====== Dataset records ======

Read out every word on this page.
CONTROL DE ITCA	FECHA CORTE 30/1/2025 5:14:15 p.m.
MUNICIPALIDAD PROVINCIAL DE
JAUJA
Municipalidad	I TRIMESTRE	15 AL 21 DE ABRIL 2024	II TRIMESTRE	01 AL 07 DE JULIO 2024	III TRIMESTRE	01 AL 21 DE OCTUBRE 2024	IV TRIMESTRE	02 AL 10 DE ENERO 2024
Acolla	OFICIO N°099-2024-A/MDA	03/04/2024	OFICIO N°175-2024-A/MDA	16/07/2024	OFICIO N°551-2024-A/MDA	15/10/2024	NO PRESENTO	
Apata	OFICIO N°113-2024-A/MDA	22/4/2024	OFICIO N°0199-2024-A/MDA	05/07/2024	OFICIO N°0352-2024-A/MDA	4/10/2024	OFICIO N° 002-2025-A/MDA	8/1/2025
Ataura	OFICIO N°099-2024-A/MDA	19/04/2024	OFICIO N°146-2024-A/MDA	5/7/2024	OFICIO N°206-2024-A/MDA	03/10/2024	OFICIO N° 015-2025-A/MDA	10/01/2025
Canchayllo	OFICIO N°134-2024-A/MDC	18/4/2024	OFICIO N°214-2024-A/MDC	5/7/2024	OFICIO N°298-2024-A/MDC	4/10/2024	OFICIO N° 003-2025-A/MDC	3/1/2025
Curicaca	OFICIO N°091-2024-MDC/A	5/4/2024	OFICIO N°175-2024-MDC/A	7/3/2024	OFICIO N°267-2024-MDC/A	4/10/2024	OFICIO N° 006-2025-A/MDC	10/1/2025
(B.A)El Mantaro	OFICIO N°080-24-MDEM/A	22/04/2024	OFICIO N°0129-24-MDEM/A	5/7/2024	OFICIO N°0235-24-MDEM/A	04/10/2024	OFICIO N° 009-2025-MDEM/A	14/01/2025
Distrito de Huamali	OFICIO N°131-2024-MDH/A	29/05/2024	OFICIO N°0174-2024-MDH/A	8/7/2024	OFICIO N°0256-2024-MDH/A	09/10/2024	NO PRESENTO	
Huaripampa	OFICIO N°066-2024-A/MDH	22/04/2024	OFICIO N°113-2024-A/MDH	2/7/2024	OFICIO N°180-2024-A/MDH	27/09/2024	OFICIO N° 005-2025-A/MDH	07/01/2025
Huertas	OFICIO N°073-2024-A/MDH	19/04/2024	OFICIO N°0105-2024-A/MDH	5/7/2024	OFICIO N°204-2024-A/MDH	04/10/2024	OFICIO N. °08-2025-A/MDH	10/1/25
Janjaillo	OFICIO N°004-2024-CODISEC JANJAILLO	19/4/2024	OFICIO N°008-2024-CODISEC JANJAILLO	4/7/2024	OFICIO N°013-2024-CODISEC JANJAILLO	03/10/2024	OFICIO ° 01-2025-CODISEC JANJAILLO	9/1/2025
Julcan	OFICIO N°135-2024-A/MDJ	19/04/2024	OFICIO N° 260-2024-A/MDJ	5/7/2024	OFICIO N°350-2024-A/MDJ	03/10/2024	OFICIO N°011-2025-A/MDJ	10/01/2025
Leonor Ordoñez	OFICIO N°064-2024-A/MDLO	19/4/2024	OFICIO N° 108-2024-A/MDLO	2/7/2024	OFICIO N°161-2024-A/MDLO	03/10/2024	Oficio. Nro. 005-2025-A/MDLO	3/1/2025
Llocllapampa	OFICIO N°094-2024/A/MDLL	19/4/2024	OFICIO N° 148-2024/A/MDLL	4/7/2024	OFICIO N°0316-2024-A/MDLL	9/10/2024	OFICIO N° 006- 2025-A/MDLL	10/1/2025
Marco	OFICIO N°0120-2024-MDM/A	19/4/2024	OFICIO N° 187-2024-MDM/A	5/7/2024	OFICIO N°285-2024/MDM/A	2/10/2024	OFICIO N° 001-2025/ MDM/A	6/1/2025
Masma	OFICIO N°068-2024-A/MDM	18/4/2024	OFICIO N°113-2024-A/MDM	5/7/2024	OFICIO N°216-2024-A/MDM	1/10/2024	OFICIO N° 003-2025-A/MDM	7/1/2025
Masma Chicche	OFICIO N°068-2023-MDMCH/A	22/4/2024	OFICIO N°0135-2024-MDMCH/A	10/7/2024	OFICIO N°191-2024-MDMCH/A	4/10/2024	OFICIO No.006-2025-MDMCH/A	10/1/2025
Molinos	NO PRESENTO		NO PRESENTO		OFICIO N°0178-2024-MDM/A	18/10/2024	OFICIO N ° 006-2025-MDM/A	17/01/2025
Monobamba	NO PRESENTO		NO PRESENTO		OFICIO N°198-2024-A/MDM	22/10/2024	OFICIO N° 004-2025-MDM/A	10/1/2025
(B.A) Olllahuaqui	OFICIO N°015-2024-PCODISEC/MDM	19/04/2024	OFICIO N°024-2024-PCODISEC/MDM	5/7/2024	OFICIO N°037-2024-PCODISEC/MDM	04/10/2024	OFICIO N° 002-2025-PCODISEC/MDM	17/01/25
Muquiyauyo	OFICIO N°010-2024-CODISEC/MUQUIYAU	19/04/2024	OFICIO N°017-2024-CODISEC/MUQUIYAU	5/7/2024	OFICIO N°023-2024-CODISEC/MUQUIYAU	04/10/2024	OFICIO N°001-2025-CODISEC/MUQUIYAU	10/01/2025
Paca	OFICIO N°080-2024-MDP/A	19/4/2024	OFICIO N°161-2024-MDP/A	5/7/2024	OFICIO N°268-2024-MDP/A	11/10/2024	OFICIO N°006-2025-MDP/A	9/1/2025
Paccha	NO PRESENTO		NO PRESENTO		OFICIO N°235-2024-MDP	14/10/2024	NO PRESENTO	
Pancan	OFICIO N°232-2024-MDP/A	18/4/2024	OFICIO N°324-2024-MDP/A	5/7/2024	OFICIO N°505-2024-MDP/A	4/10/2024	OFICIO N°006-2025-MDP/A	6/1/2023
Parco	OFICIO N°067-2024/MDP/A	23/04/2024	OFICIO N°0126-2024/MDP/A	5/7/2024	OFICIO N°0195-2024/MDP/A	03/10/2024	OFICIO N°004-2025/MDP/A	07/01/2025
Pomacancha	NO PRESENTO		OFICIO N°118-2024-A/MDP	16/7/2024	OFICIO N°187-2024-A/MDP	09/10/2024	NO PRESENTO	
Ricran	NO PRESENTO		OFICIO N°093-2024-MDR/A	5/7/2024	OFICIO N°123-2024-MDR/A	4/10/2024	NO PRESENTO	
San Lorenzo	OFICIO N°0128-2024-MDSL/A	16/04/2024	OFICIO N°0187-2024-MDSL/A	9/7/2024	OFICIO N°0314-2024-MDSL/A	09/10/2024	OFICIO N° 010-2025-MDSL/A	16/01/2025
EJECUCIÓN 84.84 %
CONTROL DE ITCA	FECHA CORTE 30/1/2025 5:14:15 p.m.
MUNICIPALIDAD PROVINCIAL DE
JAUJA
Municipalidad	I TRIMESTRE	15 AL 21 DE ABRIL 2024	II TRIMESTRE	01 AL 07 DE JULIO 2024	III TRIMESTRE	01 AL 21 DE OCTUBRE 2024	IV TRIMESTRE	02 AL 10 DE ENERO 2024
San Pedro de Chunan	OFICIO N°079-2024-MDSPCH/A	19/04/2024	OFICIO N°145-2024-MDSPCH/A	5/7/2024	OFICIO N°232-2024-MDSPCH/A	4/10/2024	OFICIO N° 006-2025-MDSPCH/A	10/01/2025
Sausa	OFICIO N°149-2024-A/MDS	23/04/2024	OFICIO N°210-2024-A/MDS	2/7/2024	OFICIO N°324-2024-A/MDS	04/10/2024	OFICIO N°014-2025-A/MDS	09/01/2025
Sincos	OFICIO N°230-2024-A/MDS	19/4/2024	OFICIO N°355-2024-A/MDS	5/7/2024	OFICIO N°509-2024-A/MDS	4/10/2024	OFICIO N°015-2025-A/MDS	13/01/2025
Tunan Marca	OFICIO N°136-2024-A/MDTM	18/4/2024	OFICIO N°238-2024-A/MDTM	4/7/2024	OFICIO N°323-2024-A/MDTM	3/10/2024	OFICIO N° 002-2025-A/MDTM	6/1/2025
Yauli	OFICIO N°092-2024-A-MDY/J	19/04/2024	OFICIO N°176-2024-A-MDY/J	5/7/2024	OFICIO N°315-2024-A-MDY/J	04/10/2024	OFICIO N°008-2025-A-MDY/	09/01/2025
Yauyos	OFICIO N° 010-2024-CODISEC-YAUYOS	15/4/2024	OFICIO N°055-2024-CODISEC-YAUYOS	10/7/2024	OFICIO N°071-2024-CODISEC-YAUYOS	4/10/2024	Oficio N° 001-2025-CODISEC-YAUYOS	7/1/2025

======

■ **What the task requires**: Return all lines containing the word "Masma".

■ **Final result**:
Masma	OFICIO N°068-2024-A/MDM	18/4/2024	OFICIO N°113-2024-A/MDM	5/7/2024	OFICIO N°216-2024-A/MDM	1/10/2024	OFICIO N° 003-2025-A/MDM	7/1/2025
Masma Chicche	OFICIO N°068-2023-MDMCH/A	22/4/2024	OFICIO N°0135-2024-MDMCH/A	10/7/2024	OFICIO N°191-2024-MDMCH/A	4/10/2024	OFICIO No.006-2025-MDMCH/A	10/1/2025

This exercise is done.